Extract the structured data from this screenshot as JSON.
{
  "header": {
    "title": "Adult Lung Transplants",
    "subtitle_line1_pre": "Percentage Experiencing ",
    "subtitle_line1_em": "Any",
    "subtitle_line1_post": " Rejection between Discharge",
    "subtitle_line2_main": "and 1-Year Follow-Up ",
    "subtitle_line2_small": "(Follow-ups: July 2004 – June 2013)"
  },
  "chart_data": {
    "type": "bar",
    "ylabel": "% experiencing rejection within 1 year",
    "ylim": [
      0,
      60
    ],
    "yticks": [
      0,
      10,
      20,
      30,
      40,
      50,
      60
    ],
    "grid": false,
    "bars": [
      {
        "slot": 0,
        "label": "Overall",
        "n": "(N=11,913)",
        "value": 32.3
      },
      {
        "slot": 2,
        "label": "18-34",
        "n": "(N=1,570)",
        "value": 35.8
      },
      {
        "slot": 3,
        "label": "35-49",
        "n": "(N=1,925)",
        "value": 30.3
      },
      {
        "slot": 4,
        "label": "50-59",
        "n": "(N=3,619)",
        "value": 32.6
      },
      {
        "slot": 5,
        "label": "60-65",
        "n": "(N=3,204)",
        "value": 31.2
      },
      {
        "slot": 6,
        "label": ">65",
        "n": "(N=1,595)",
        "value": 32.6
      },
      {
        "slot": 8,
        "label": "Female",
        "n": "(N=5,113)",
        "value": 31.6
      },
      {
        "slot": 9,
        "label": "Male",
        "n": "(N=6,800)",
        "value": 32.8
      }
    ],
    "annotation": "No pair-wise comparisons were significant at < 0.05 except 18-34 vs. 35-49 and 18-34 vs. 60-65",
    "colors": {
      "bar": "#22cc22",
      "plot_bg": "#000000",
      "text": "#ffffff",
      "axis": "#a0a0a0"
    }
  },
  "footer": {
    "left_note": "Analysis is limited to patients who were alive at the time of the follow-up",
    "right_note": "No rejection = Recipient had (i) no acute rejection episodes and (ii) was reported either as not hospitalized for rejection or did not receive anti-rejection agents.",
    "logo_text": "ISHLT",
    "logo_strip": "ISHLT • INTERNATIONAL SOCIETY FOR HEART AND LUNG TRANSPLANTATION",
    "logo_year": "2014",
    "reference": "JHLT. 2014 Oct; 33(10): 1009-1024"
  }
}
====
▶ [Your objective]: Look through the data above for the word "slot". Report each line where it occurs.

▶ [Output below]:
        "slot": 0,
        "slot": 2,
        "slot": 3,
        "slot": 4,
        "slot": 5,
        "slot": 6,
        "slot": 8,
        "slot": 9,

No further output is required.